PROBLEM: All of the material below is to be returned exactly.
+-------+
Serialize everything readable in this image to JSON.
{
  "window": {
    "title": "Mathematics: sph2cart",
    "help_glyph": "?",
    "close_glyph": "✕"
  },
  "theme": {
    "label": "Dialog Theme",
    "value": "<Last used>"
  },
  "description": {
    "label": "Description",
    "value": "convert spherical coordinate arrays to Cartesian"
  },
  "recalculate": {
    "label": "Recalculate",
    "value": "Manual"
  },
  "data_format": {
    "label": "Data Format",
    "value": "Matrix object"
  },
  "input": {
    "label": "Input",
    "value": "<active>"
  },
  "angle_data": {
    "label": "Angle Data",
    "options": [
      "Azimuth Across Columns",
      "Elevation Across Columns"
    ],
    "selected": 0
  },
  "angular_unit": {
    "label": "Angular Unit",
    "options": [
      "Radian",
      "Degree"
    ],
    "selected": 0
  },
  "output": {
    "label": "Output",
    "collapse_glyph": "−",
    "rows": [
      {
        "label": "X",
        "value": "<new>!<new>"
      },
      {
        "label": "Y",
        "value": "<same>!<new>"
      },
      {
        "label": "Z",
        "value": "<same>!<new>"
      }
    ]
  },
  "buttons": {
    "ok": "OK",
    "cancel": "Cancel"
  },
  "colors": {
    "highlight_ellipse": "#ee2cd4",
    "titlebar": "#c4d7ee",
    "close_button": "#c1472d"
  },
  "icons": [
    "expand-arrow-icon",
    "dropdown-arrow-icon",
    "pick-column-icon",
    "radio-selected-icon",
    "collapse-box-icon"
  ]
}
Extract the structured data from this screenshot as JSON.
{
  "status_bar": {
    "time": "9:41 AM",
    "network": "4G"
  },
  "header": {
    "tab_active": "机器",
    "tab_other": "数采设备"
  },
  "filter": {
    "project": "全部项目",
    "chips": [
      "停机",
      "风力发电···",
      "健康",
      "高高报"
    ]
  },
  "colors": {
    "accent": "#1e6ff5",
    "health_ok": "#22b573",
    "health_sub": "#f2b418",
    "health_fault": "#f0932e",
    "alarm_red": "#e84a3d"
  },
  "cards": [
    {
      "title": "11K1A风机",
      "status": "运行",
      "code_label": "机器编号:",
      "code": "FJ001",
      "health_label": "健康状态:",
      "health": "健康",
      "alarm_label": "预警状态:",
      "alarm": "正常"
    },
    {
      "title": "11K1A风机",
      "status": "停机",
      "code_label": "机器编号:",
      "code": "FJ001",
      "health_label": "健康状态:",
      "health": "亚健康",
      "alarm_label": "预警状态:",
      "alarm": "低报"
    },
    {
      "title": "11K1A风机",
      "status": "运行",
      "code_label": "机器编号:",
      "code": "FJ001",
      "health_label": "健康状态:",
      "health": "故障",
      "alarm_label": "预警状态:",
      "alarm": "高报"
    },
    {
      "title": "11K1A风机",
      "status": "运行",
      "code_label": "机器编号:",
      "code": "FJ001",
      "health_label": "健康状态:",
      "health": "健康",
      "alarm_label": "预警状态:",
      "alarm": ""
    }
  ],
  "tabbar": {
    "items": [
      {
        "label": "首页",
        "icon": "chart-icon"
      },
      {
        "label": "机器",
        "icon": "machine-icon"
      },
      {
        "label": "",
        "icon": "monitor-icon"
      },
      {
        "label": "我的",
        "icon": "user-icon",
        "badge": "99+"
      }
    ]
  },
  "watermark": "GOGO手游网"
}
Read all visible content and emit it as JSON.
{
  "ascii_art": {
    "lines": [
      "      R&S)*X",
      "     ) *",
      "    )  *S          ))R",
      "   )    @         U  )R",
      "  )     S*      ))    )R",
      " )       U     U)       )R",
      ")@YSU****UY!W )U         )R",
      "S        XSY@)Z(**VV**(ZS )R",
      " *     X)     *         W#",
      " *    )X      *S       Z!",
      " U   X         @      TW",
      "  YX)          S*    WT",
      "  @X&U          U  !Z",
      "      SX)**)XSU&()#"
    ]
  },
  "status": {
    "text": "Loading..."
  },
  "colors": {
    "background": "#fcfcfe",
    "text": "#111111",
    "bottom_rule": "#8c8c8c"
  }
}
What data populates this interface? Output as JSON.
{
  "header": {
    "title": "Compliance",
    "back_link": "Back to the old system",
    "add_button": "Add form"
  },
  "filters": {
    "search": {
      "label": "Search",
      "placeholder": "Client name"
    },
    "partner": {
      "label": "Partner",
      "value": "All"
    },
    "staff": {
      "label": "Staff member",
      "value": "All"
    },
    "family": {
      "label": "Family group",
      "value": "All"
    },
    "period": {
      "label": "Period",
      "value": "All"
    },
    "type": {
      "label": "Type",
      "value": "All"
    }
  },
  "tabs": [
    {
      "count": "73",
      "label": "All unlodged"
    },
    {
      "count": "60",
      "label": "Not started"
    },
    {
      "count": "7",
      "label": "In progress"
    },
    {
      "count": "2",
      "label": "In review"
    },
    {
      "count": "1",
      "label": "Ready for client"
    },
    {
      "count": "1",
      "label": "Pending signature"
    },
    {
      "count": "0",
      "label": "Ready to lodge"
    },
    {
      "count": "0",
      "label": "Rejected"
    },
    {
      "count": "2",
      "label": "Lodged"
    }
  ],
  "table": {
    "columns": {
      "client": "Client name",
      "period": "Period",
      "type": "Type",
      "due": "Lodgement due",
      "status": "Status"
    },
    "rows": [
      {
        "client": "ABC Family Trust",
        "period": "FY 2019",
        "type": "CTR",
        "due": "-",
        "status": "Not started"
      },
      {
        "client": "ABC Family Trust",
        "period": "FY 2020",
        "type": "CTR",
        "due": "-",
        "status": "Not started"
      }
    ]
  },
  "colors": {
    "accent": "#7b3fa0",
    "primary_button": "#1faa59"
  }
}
+-------+
TASK ANSWER:
Serialize everything readable in this image to JSON.
{
  "window": {
    "title": "Mathematics: sph2cart",
    "help_glyph": "?",
    "close_glyph": "✕"
  },
  "theme": {
    "label": "Dialog Theme",
    "value": "<Last used>"
  },
  "description": {
    "label": "Description",
    "value": "convert spherical coordinate arrays to Cartesian"
  },
  "recalculate": {
    "label": "Recalculate",
    "value": "Manual"
  },
  "data_format": {
    "label": "Data Format",
    "value": "Matrix object"
  },
  "input": {
    "label": "Input",
    "value": "<active>"
  },
  "angle_data": {
    "label": "Angle Data",
    "options": [
      "Azimuth Across Columns",
      "Elevation Across Columns"
    ],
    "selected": 0
  },
  "angular_unit": {
    "label": "Angular Unit",
    "options": [
      "Radian",
      "Degree"
    ],
    "selected": 0
  },
  "output": {
    "label": "Output",
    "collapse_glyph": "−",
    "rows": [
      {
        "label": "X",
        "value": "<new>!<new>"
      },
      {
        "label": "Y",
        "value": "<same>!<new>"
      },
      {
        "label": "Z",
        "value": "<same>!<new>"
      }
    ]
  },
  "buttons": {
    "ok": "OK",
    "cancel": "Cancel"
  },
  "colors": {
    "highlight_ellipse": "#ee2cd4",
    "titlebar": "#c4d7ee",
    "close_button": "#c1472d"
  },
  "icons": [
    "expand-arrow-icon",
    "dropdown-arrow-icon",
    "pick-column-icon",
    "radio-selected-icon",
    "collapse-box-icon"
  ]
}
Extract the structured data from this screenshot as JSON.
{
  "status_bar": {
    "time": "9:41 AM",
    "network": "4G"
  },
  "header": {
    "tab_active": "机器",
    "tab_other": "数采设备"
  },
  "filter": {
    "project": "全部项目",
    "chips": [
      "停机",
      "风力发电···",
      "健康",
      "高高报"
    ]
  },
  "colors": {
    "accent": "#1e6ff5",
    "health_ok": "#22b573",
    "health_sub": "#f2b418",
    "health_fault": "#f0932e",
    "alarm_red": "#e84a3d"
  },
  "cards": [
    {
      "title": "11K1A风机",
      "status": "运行",
      "code_label": "机器编号:",
      "code": "FJ001",
      "health_label": "健康状态:",
      "health": "健康",
      "alarm_label": "预警状态:",
      "alarm": "正常"
    },
    {
      "title": "11K1A风机",
      "status": "停机",
      "code_label": "机器编号:",
      "code": "FJ001",
      "health_label": "健康状态:",
      "health": "亚健康",
      "alarm_label": "预警状态:",
      "alarm": "低报"
    },
    {
      "title": "11K1A风机",
      "status": "运行",
      "code_label": "机器编号:",
      "code": "FJ001",
      "health_label": "健康状态:",
      "health": "故障",
      "alarm_label": "预警状态:",
      "alarm": "高报"
    },
    {
      "title": "11K1A风机",
      "status": "运行",
      "code_label": "机器编号:",
      "code": "FJ001",
      "health_label": "健康状态:",
      "health": "健康",
      "alarm_label": "预警状态:",
      "alarm": ""
    }
  ],
  "tabbar": {
    "items": [
      {
        "label": "首页",
        "icon": "chart-icon"
      },
      {
        "label": "机器",
        "icon": "machine-icon"
      },
      {
        "label": "",
        "icon": "monitor-icon"
      },
      {
        "label": "我的",
        "icon": "user-icon",
        "badge": "99+"
      }
    ]
  },
  "watermark": "GOGO手游网"
}
Read all visible content and emit it as JSON.
{
  "ascii_art": {
    "lines": [
      "      R&S)*X",
      "     ) *",
      "    )  *S          ))R",
      "   )    @         U  )R",
      "  )     S*      ))    )R",
      " )       U     U)       )R",
      ")@YSU****UY!W )U         )R",
      "S        XSY@)Z(**VV**(ZS )R",
      " *     X)     *         W#",
      " *    )X      *S       Z!",
      " U   X         @      TW",
      "  YX)          S*    WT",
      "  @X&U          U  !Z",
      "      SX)**)XSU&()#"
    ]
  },
  "status": {
    "text": "Loading..."
  },
  "colors": {
    "background": "#fcfcfe",
    "text": "#111111",
    "bottom_rule": "#8c8c8c"
  }
}
What data populates this interface? Output as JSON.
{
  "header": {
    "title": "Compliance",
    "back_link": "Back to the old system",
    "add_button": "Add form"
  },
  "filters": {
    "search": {
      "label": "Search",
      "placeholder": "Client name"
    },
    "partner": {
      "label": "Partner",
      "value": "All"
    },
    "staff": {
      "label": "Staff member",
      "value": "All"
    },
    "family": {
      "label": "Family group",
      "value": "All"
    },
    "period": {
      "label": "Period",
      "value": "All"
    },
    "type": {
      "label": "Type",
      "value": "All"
    }
  },
  "tabs": [
    {
      "count": "73",
      "label": "All unlodged"
    },
    {
      "count": "60",
      "label": "Not started"
    },
    {
      "count": "7",
      "label": "In progress"
    },
    {
      "count": "2",
      "label": "In review"
    },
    {
      "count": "1",
      "label": "Ready for client"
    },
    {
      "count": "1",
      "label": "Pending signature"
    },
    {
      "count": "0",
      "label": "Ready to lodge"
    },
    {
      "count": "0",
      "label": "Rejected"
    },
    {
      "count": "2",
      "label": "Lodged"
    }
  ],
  "table": {
    "columns": {
      "client": "Client name",
      "period": "Period",
      "type": "Type",
      "due": "Lodgement due",
      "status": "Status"
    },
    "rows": [
      {
        "client": "ABC Family Trust",
        "period": "FY 2019",
        "type": "CTR",
        "due": "-",
        "status": "Not started"
      },
      {
        "client": "ABC Family Trust",
        "period": "FY 2020",
        "type": "CTR",
        "due": "-",
        "status": "Not started"
      }
    ]
  },
  "colors": {
    "accent": "#7b3fa0",
    "primary_button": "#1faa59"
  }
}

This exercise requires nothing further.